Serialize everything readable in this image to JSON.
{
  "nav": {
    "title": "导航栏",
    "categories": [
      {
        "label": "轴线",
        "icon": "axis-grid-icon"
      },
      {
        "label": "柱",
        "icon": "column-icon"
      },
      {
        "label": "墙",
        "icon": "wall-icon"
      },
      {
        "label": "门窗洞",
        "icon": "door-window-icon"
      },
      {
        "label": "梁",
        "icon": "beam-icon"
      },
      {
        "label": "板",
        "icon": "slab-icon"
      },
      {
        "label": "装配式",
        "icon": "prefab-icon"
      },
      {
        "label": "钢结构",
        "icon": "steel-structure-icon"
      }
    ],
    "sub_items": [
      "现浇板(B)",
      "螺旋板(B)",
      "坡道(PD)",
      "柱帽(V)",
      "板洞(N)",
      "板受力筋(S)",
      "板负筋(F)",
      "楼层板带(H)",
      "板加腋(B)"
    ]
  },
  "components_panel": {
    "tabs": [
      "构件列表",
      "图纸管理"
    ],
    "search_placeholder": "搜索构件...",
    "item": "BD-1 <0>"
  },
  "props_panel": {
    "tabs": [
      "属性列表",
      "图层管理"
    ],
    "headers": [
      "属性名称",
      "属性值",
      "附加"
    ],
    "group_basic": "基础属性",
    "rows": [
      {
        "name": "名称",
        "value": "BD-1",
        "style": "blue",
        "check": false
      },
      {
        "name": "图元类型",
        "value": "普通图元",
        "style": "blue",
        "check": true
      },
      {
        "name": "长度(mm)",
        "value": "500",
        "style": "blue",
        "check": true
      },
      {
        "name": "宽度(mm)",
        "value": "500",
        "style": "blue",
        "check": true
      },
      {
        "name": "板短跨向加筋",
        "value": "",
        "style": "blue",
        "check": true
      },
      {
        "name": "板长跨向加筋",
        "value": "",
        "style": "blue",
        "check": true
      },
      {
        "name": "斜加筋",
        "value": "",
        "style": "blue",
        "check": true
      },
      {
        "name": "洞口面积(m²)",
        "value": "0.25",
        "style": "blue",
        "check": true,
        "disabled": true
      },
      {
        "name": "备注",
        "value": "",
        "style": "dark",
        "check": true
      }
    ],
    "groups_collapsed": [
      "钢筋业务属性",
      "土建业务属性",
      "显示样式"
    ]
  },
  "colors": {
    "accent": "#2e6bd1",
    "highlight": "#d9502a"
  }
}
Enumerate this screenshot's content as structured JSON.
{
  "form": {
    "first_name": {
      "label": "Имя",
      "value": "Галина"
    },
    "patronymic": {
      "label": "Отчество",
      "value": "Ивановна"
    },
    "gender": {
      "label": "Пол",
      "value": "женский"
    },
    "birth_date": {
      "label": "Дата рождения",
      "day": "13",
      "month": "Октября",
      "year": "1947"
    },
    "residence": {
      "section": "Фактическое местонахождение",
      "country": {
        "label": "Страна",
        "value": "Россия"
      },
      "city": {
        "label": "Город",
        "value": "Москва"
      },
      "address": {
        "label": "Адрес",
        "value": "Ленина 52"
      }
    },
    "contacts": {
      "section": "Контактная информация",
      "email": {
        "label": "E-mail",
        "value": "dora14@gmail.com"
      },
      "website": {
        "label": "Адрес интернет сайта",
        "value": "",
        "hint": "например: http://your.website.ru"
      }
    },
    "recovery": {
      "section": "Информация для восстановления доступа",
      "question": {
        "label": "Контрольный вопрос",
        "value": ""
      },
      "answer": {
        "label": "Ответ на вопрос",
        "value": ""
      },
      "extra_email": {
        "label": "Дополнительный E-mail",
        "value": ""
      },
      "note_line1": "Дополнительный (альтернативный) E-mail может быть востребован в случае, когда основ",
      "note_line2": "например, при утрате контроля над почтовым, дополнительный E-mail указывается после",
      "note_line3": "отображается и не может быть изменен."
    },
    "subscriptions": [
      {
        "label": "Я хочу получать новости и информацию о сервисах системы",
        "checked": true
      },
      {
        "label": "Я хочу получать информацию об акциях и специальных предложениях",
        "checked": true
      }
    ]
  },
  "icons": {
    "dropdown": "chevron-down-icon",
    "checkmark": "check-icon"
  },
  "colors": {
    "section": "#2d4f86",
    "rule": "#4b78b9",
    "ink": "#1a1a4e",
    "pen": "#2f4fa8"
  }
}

□ □ □ □ □ □ □

SHORT PROBLEM: Quote all the records. Keep every word exact.

EXERCISE RESULT:
Serialize everything readable in this image to JSON.
{
  "nav": {
    "title": "导航栏",
    "categories": [
      {
        "label": "轴线",
        "icon": "axis-grid-icon"
      },
      {
        "label": "柱",
        "icon": "column-icon"
      },
      {
        "label": "墙",
        "icon": "wall-icon"
      },
      {
        "label": "门窗洞",
        "icon": "door-window-icon"
      },
      {
        "label": "梁",
        "icon": "beam-icon"
      },
      {
        "label": "板",
        "icon": "slab-icon"
      },
      {
        "label": "装配式",
        "icon": "prefab-icon"
      },
      {
        "label": "钢结构",
        "icon": "steel-structure-icon"
      }
    ],
    "sub_items": [
      "现浇板(B)",
      "螺旋板(B)",
      "坡道(PD)",
      "柱帽(V)",
      "板洞(N)",
      "板受力筋(S)",
      "板负筋(F)",
      "楼层板带(H)",
      "板加腋(B)"
    ]
  },
  "components_panel": {
    "tabs": [
      "构件列表",
      "图纸管理"
    ],
    "search_placeholder": "搜索构件...",
    "item": "BD-1 <0>"
  },
  "props_panel": {
    "tabs": [
      "属性列表",
      "图层管理"
    ],
    "headers": [
      "属性名称",
      "属性值",
      "附加"
    ],
    "group_basic": "基础属性",
    "rows": [
      {
        "name": "名称",
        "value": "BD-1",
        "style": "blue",
        "check": false
      },
      {
        "name": "图元类型",
        "value": "普通图元",
        "style": "blue",
        "check": true
      },
      {
        "name": "长度(mm)",
        "value": "500",
        "style": "blue",
        "check": true
      },
      {
        "name": "宽度(mm)",
        "value": "500",
        "style": "blue",
        "check": true
      },
      {
        "name": "板短跨向加筋",
        "value": "",
        "style": "blue",
        "check": true
      },
      {
        "name": "板长跨向加筋",
        "value": "",
        "style": "blue",
        "check": true
      },
      {
        "name": "斜加筋",
        "value": "",
        "style": "blue",
        "check": true
      },
      {
        "name": "洞口面积(m²)",
        "value": "0.25",
        "style": "blue",
        "check": true,
        "disabled": true
      },
      {
        "name": "备注",
        "value": "",
        "style": "dark",
        "check": true
      }
    ],
    "groups_collapsed": [
      "钢筋业务属性",
      "土建业务属性",
      "显示样式"
    ]
  },
  "colors": {
    "accent": "#2e6bd1",
    "highlight": "#d9502a"
  }
}
Enumerate this screenshot's content as structured JSON.
{
  "form": {
    "first_name": {
      "label": "Имя",
      "value": "Галина"
    },
    "patronymic": {
      "label": "Отчество",
      "value": "Ивановна"
    },
    "gender": {
      "label": "Пол",
      "value": "женский"
    },
    "birth_date": {
      "label": "Дата рождения",
      "day": "13",
      "month": "Октября",
      "year": "1947"
    },
    "residence": {
      "section": "Фактическое местонахождение",
      "country": {
        "label": "Страна",
        "value": "Россия"
      },
      "city": {
        "label": "Город",
        "value": "Москва"
      },
      "address": {
        "label": "Адрес",
        "value": "Ленина 52"
      }
    },
    "contacts": {
      "section": "Контактная информация",
      "email": {
        "label": "E-mail",
        "value": "dora14@gmail.com"
      },
      "website": {
        "label": "Адрес интернет сайта",
        "value": "",
        "hint": "например: http://your.website.ru"
      }
    },
    "recovery": {
      "section": "Информация для восстановления доступа",
      "question": {
        "label": "Контрольный вопрос",
        "value": ""
      },
      "answer": {
        "label": "Ответ на вопрос",
        "value": ""
      },
      "extra_email": {
        "label": "Дополнительный E-mail",
        "value": ""
      },
      "note_line1": "Дополнительный (альтернативный) E-mail может быть востребован в случае, когда основ",
      "note_line2": "например, при утрате контроля над почтовым, дополнительный E-mail указывается после",
      "note_line3": "отображается и не может быть изменен."
    },
    "subscriptions": [
      {
        "label": "Я хочу получать новости и информацию о сервисах системы",
        "checked": true
      },
      {
        "label": "Я хочу получать информацию об акциях и специальных предложениях",
        "checked": true
      }
    ]
  },
  "icons": {
    "dropdown": "chevron-down-icon",
    "checkmark": "check-icon"
  },
  "colors": {
    "section": "#2d4f86",
    "rule": "#4b78b9",
    "ink": "#1a1a4e",
    "pen": "#2f4fa8"
  }
}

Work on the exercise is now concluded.